--- Begin Record set ---
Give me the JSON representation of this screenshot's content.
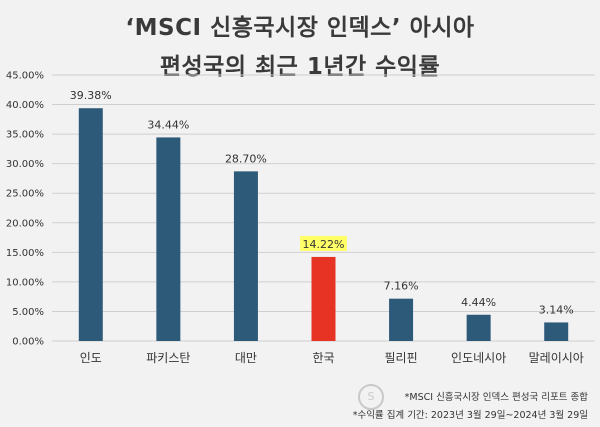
{
  "title_line1": "‘MSCI 신흥국시장 인덱스’ 아시아",
  "title_line2": "편성국의 최근 1년간 수익률",
  "notes": [
    "*MSCI 신흥국시장 인덱스 편성국 리포트 종합",
    "*수익률 집계 기간: 2023년 3월 29일~2024년 3월 29일"
  ],
  "colors": {
    "bar": "#2e5a7a",
    "highlight_bar": "#e63323",
    "highlight_label_bg": "#ffff66",
    "grid": "#cfcfcf",
    "background": "#f2f2f2"
  },
  "chart_data": {
    "type": "bar",
    "categories": [
      "인도",
      "파키스탄",
      "대만",
      "한국",
      "필리핀",
      "인도네시아",
      "말레이시아"
    ],
    "values": [
      39.38,
      34.44,
      28.7,
      14.22,
      7.16,
      4.44,
      3.14
    ],
    "value_labels": [
      "39.38%",
      "34.44%",
      "28.70%",
      "14.22%",
      "7.16%",
      "4.44%",
      "3.14%"
    ],
    "highlight_index": 3,
    "ylim": [
      0,
      45
    ],
    "yticks": [
      0,
      5,
      10,
      15,
      20,
      25,
      30,
      35,
      40,
      45
    ],
    "ytick_labels": [
      "0.00%",
      "5.00%",
      "10.00%",
      "15.00%",
      "20.00%",
      "25.00%",
      "30.00%",
      "35.00%",
      "40.00%",
      "45.00%"
    ],
    "grid": true,
    "title": "‘MSCI 신흥국시장 인덱스’ 아시아 편성국의 최근 1년간 수익률"
  }
}
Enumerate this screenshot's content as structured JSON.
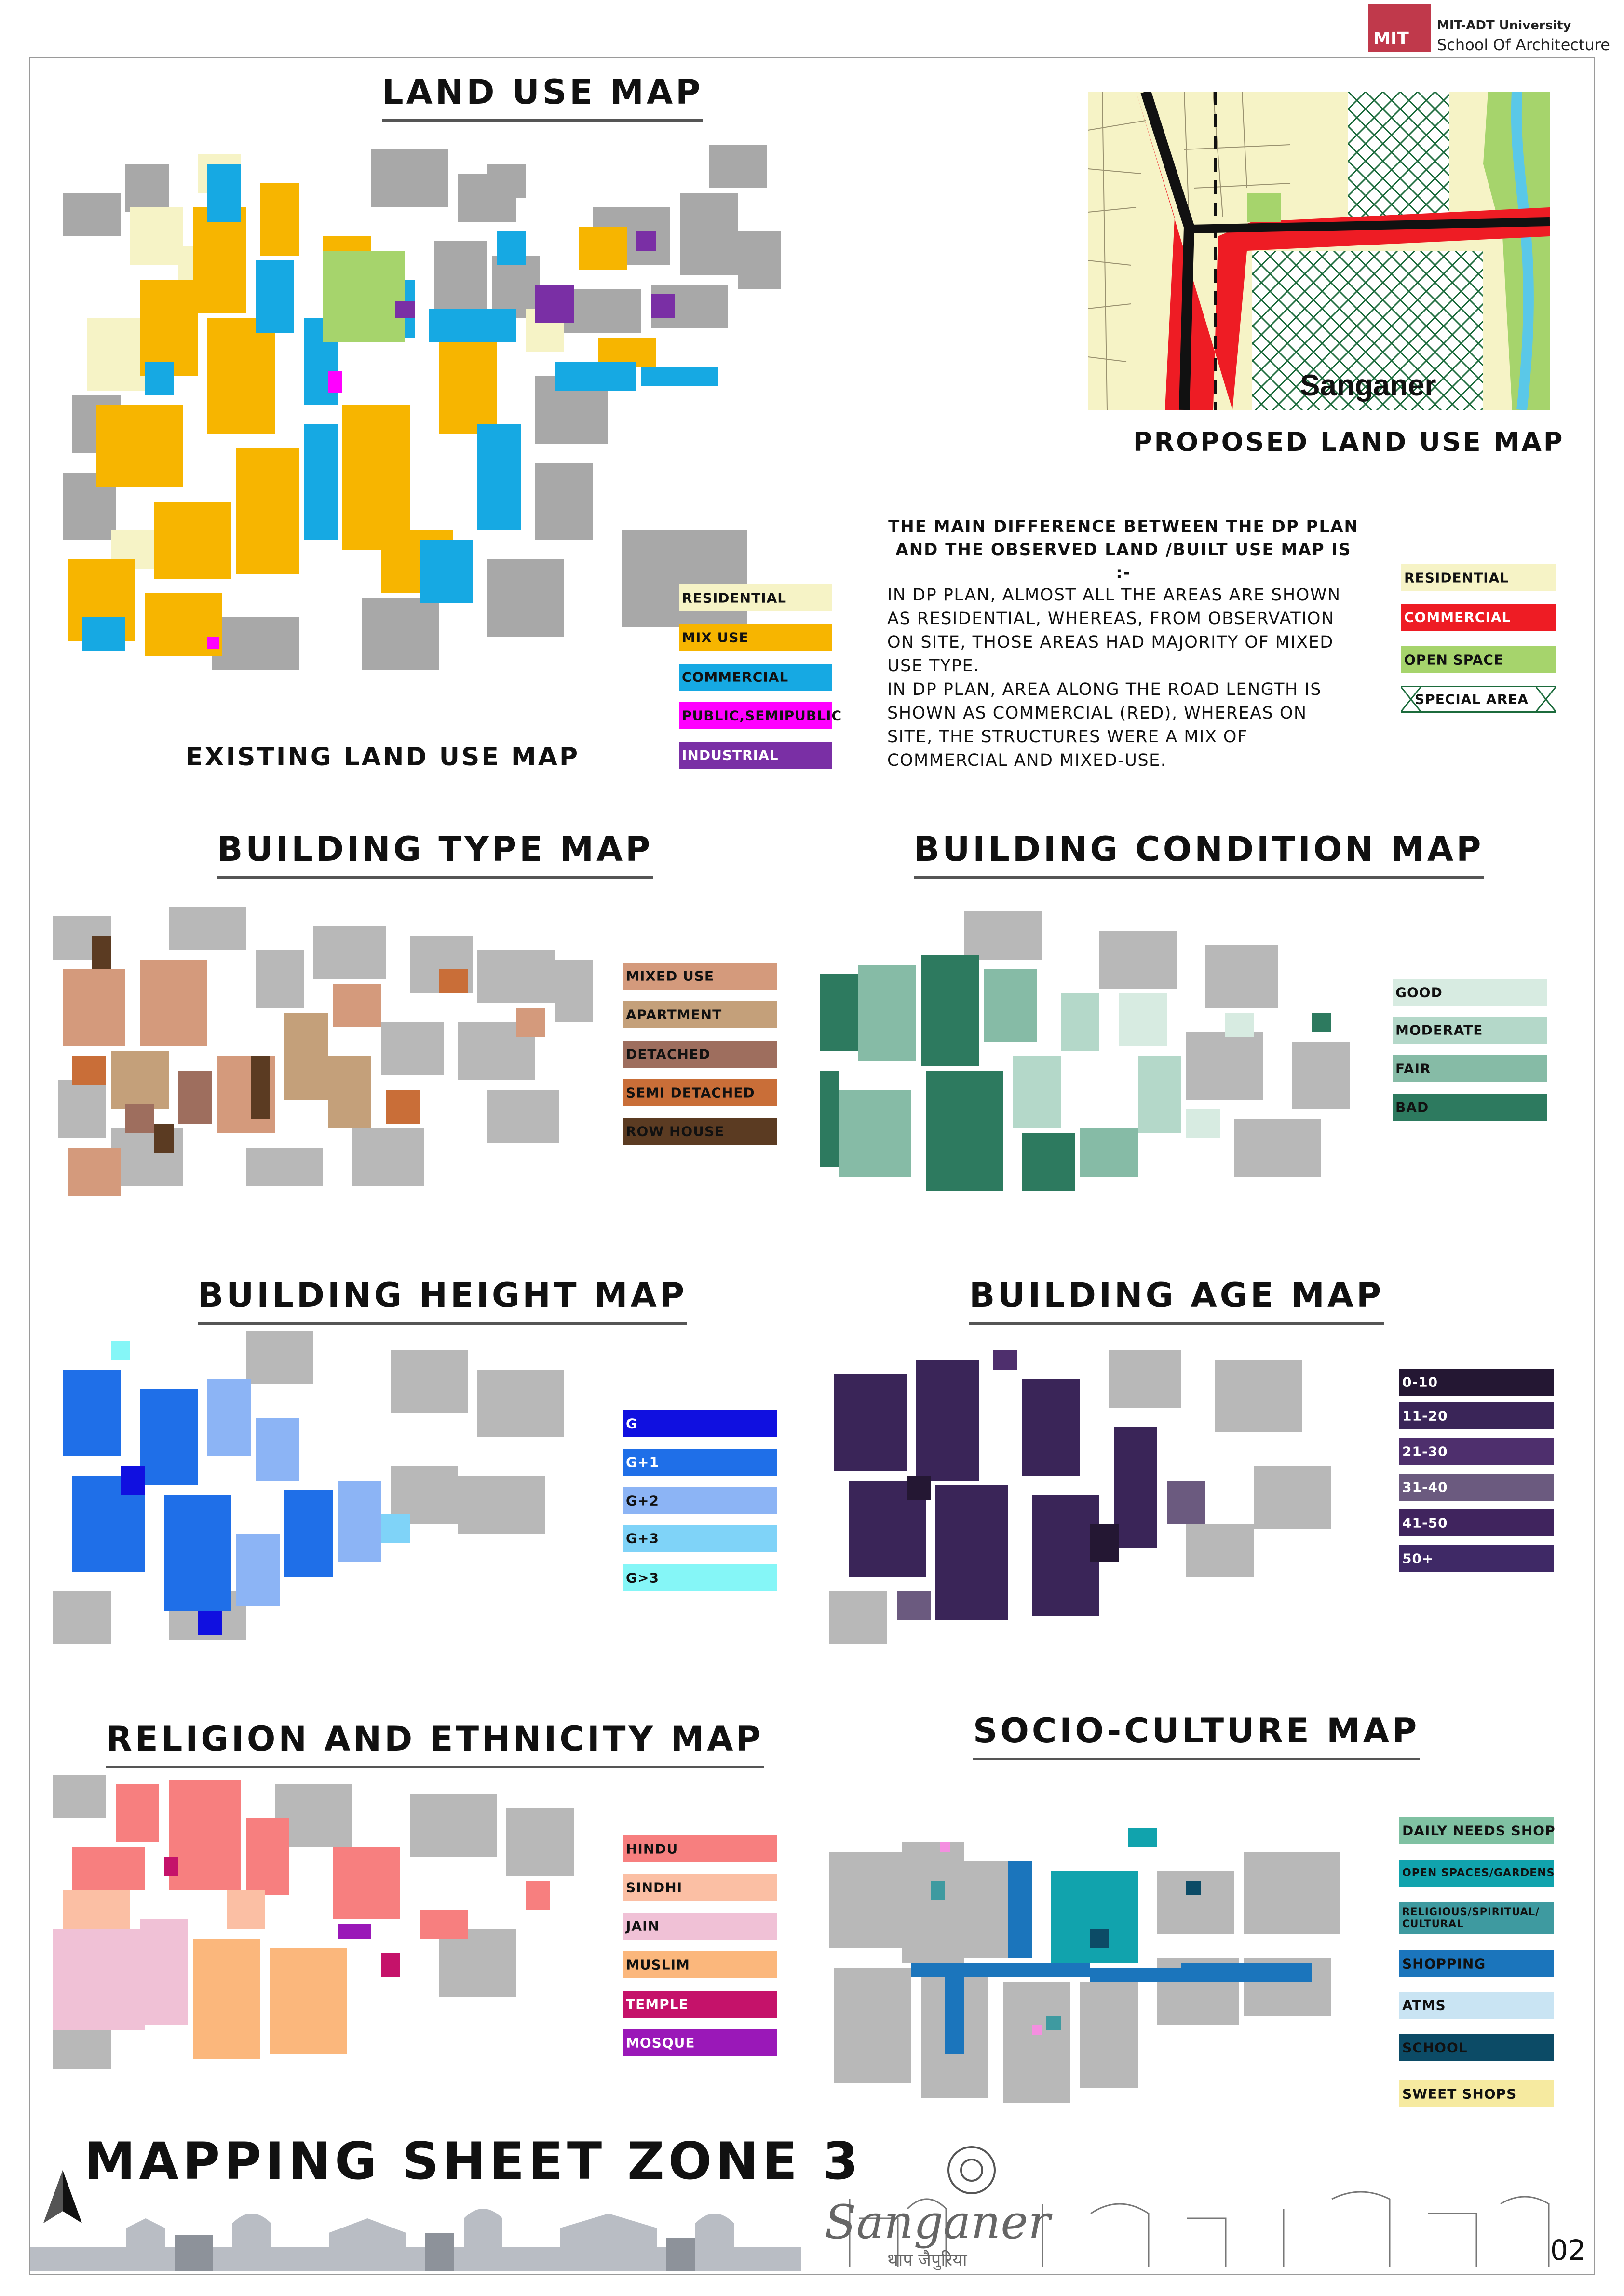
{
  "header": {
    "logo_text": "MIT",
    "university": "MIT-ADT University",
    "school": "School Of Architecture"
  },
  "land_use": {
    "title": "LAND USE MAP",
    "existing_label": "EXISTING LAND USE MAP",
    "proposed_label": "PROPOSED LAND USE MAP",
    "proposed_map_place": "Sanganer",
    "existing_legend": [
      {
        "label": "RESIDENTIAL",
        "color": "#f6f3c6"
      },
      {
        "label": "MIX USE",
        "color": "#f7b500"
      },
      {
        "label": "COMMERCIAL",
        "color": "#16a9e3"
      },
      {
        "label": "PUBLIC,SEMIPUBLIC",
        "color": "#ff00ff"
      },
      {
        "label": "INDUSTRIAL",
        "color": "#7a2fa5"
      }
    ],
    "proposed_legend": [
      {
        "label": "RESIDENTIAL",
        "color": "#f6f3c6"
      },
      {
        "label": "COMMERCIAL",
        "color": "#ee1c24"
      },
      {
        "label": "OPEN SPACE",
        "color": "#a6d46c"
      },
      {
        "label": "SPECIAL AREA",
        "color": "#ffffff"
      }
    ],
    "note_title": "THE MAIN DIFFERENCE BETWEEN THE DP PLAN\nAND THE OBSERVED LAND /BUILT USE MAP IS :-",
    "note_body": "IN DP PLAN, ALMOST ALL THE AREAS ARE SHOWN\nAS RESIDENTIAL, WHEREAS, FROM OBSERVATION\nON SITE, THOSE AREAS HAD MAJORITY OF MIXED\nUSE TYPE.\nIN DP PLAN, AREA ALONG THE ROAD LENGTH IS\nSHOWN AS COMMERCIAL (RED), WHEREAS ON\nSITE, THE STRUCTURES WERE A MIX OF\nCOMMERCIAL AND MIXED-USE."
  },
  "building_type": {
    "title": "BUILDING TYPE MAP",
    "legend": [
      {
        "label": "MIXED USE",
        "color": "#d49a7c"
      },
      {
        "label": "APARTMENT",
        "color": "#c4a07a"
      },
      {
        "label": "DETACHED",
        "color": "#9e6e5e"
      },
      {
        "label": "SEMI DETACHED",
        "color": "#c96e38"
      },
      {
        "label": "ROW HOUSE",
        "color": "#5b3b22"
      }
    ]
  },
  "building_condition": {
    "title": "BUILDING CONDITION MAP",
    "legend": [
      {
        "label": "GOOD",
        "color": "#d7ebe1"
      },
      {
        "label": "MODERATE",
        "color": "#b4d8c9"
      },
      {
        "label": "FAIR",
        "color": "#86bba6"
      },
      {
        "label": "BAD",
        "color": "#2d7a5f"
      }
    ]
  },
  "building_height": {
    "title": "BUILDING HEIGHT MAP",
    "legend": [
      {
        "label": "G",
        "color": "#1010e0"
      },
      {
        "label": "G+1",
        "color": "#1f6fe8"
      },
      {
        "label": "G+2",
        "color": "#8cb4f5"
      },
      {
        "label": "G+3",
        "color": "#7fd3f8"
      },
      {
        "label": "G>3",
        "color": "#85f6f7"
      }
    ]
  },
  "building_age": {
    "title": "BUILDING AGE MAP",
    "legend": [
      {
        "label": "0-10",
        "color": "#241733"
      },
      {
        "label": "11-20",
        "color": "#3a2558"
      },
      {
        "label": "21-30",
        "color": "#4e2f6d"
      },
      {
        "label": "31-40",
        "color": "#6b5a7f"
      },
      {
        "label": "41-50",
        "color": "#40245e"
      },
      {
        "label": "50+",
        "color": "#3f2966"
      }
    ]
  },
  "religion": {
    "title": "RELIGION AND ETHNICITY MAP",
    "legend": [
      {
        "label": "HINDU",
        "color": "#f77f7f"
      },
      {
        "label": "SINDHI",
        "color": "#fbbfa4"
      },
      {
        "label": "JAIN",
        "color": "#f0c1d6"
      },
      {
        "label": "MUSLIM",
        "color": "#fbb77c"
      },
      {
        "label": "TEMPLE",
        "color": "#c5126a"
      },
      {
        "label": "MOSQUE",
        "color": "#9a18b8"
      }
    ]
  },
  "socio_culture": {
    "title": "SOCIO-CULTURE MAP",
    "legend": [
      {
        "label": "DAILY NEEDS SHOP",
        "color": "#7fc1a2"
      },
      {
        "label": "OPEN SPACES/GARDENS",
        "color": "#11a3ad"
      },
      {
        "label": "RELIGIOUS/SPIRITUAL/\nCULTURAL",
        "color": "#3e9aa0"
      },
      {
        "label": "SHOPPING",
        "color": "#1b75bc"
      },
      {
        "label": "ATMS",
        "color": "#c9e4f3"
      },
      {
        "label": "SCHOOL",
        "color": "#0c4b66"
      },
      {
        "label": "SWEET SHOPS",
        "color": "#f6eaa0"
      }
    ]
  },
  "footer": {
    "sheet_title": "MAPPING SHEET ZONE 3",
    "brand": "Sanganer",
    "brand_hindi": "थाप जैपुरिया",
    "page_number": "02"
  }
}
--- End Record set ---
> **Your task**: Retype the records exactly. Any image in them should not appear in what you write.

> **Task output**:
Give me the JSON representation of this screenshot's content.
{
  "title_line1": "‘MSCI 신흥국시장 인덱스’ 아시아",
  "title_line2": "편성국의 최근 1년간 수익률",
  "notes": [
    "*MSCI 신흥국시장 인덱스 편성국 리포트 종합",
    "*수익률 집계 기간: 2023년 3월 29일~2024년 3월 29일"
  ],
  "colors": {
    "bar": "#2e5a7a",
    "highlight_bar": "#e63323",
    "highlight_label_bg": "#ffff66",
    "grid": "#cfcfcf",
    "background": "#f2f2f2"
  },
  "chart_data": {
    "type": "bar",
    "categories": [
      "인도",
      "파키스탄",
      "대만",
      "한국",
      "필리핀",
      "인도네시아",
      "말레이시아"
    ],
    "values": [
      39.38,
      34.44,
      28.7,
      14.22,
      7.16,
      4.44,
      3.14
    ],
    "value_labels": [
      "39.38%",
      "34.44%",
      "28.70%",
      "14.22%",
      "7.16%",
      "4.44%",
      "3.14%"
    ],
    "highlight_index": 3,
    "ylim": [
      0,
      45
    ],
    "yticks": [
      0,
      5,
      10,
      15,
      20,
      25,
      30,
      35,
      40,
      45
    ],
    "ytick_labels": [
      "0.00%",
      "5.00%",
      "10.00%",
      "15.00%",
      "20.00%",
      "25.00%",
      "30.00%",
      "35.00%",
      "40.00%",
      "45.00%"
    ],
    "grid": true,
    "title": "‘MSCI 신흥국시장 인덱스’ 아시아 편성국의 최근 1년간 수익률"
  }
}
Enumerate this screenshot's content as structured JSON.
{
  "header": {
    "logo_text": "MIT",
    "university": "MIT-ADT University",
    "school": "School Of Architecture"
  },
  "land_use": {
    "title": "LAND USE MAP",
    "existing_label": "EXISTING LAND USE MAP",
    "proposed_label": "PROPOSED LAND USE MAP",
    "proposed_map_place": "Sanganer",
    "existing_legend": [
      {
        "label": "RESIDENTIAL",
        "color": "#f6f3c6"
      },
      {
        "label": "MIX USE",
        "color": "#f7b500"
      },
      {
        "label": "COMMERCIAL",
        "color": "#16a9e3"
      },
      {
        "label": "PUBLIC,SEMIPUBLIC",
        "color": "#ff00ff"
      },
      {
        "label": "INDUSTRIAL",
        "color": "#7a2fa5"
      }
    ],
    "proposed_legend": [
      {
        "label": "RESIDENTIAL",
        "color": "#f6f3c6"
      },
      {
        "label": "COMMERCIAL",
        "color": "#ee1c24"
      },
      {
        "label": "OPEN SPACE",
        "color": "#a6d46c"
      },
      {
        "label": "SPECIAL AREA",
        "color": "#ffffff"
      }
    ],
    "note_title": "THE MAIN DIFFERENCE BETWEEN THE DP PLAN\nAND THE OBSERVED LAND /BUILT USE MAP IS :-",
    "note_body": "IN DP PLAN, ALMOST ALL THE AREAS ARE SHOWN\nAS RESIDENTIAL, WHEREAS, FROM OBSERVATION\nON SITE, THOSE AREAS HAD MAJORITY OF MIXED\nUSE TYPE.\nIN DP PLAN, AREA ALONG THE ROAD LENGTH IS\nSHOWN AS COMMERCIAL (RED), WHEREAS ON\nSITE, THE STRUCTURES WERE A MIX OF\nCOMMERCIAL AND MIXED-USE."
  },
  "building_type": {
    "title": "BUILDING TYPE MAP",
    "legend": [
      {
        "label": "MIXED USE",
        "color": "#d49a7c"
      },
      {
        "label": "APARTMENT",
        "color": "#c4a07a"
      },
      {
        "label": "DETACHED",
        "color": "#9e6e5e"
      },
      {
        "label": "SEMI DETACHED",
        "color": "#c96e38"
      },
      {
        "label": "ROW HOUSE",
        "color": "#5b3b22"
      }
    ]
  },
  "building_condition": {
    "title": "BUILDING CONDITION MAP",
    "legend": [
      {
        "label": "GOOD",
        "color": "#d7ebe1"
      },
      {
        "label": "MODERATE",
        "color": "#b4d8c9"
      },
      {
        "label": "FAIR",
        "color": "#86bba6"
      },
      {
        "label": "BAD",
        "color": "#2d7a5f"
      }
    ]
  },
  "building_height": {
    "title": "BUILDING HEIGHT MAP",
    "legend": [
      {
        "label": "G",
        "color": "#1010e0"
      },
      {
        "label": "G+1",
        "color": "#1f6fe8"
      },
      {
        "label": "G+2",
        "color": "#8cb4f5"
      },
      {
        "label": "G+3",
        "color": "#7fd3f8"
      },
      {
        "label": "G>3",
        "color": "#85f6f7"
      }
    ]
  },
  "building_age": {
    "title": "BUILDING AGE MAP",
    "legend": [
      {
        "label": "0-10",
        "color": "#241733"
      },
      {
        "label": "11-20",
        "color": "#3a2558"
      },
      {
        "label": "21-30",
        "color": "#4e2f6d"
      },
      {
        "label": "31-40",
        "color": "#6b5a7f"
      },
      {
        "label": "41-50",
        "color": "#40245e"
      },
      {
        "label": "50+",
        "color": "#3f2966"
      }
    ]
  },
  "religion": {
    "title": "RELIGION AND ETHNICITY MAP",
    "legend": [
      {
        "label": "HINDU",
        "color": "#f77f7f"
      },
      {
        "label": "SINDHI",
        "color": "#fbbfa4"
      },
      {
        "label": "JAIN",
        "color": "#f0c1d6"
      },
      {
        "label": "MUSLIM",
        "color": "#fbb77c"
      },
      {
        "label": "TEMPLE",
        "color": "#c5126a"
      },
      {
        "label": "MOSQUE",
        "color": "#9a18b8"
      }
    ]
  },
  "socio_culture": {
    "title": "SOCIO-CULTURE MAP",
    "legend": [
      {
        "label": "DAILY NEEDS SHOP",
        "color": "#7fc1a2"
      },
      {
        "label": "OPEN SPACES/GARDENS",
        "color": "#11a3ad"
      },
      {
        "label": "RELIGIOUS/SPIRITUAL/\nCULTURAL",
        "color": "#3e9aa0"
      },
      {
        "label": "SHOPPING",
        "color": "#1b75bc"
      },
      {
        "label": "ATMS",
        "color": "#c9e4f3"
      },
      {
        "label": "SCHOOL",
        "color": "#0c4b66"
      },
      {
        "label": "SWEET SHOPS",
        "color": "#f6eaa0"
      }
    ]
  },
  "footer": {
    "sheet_title": "MAPPING SHEET ZONE 3",
    "brand": "Sanganer",
    "brand_hindi": "थाप जैपुरिया",
    "page_number": "02"
  }
}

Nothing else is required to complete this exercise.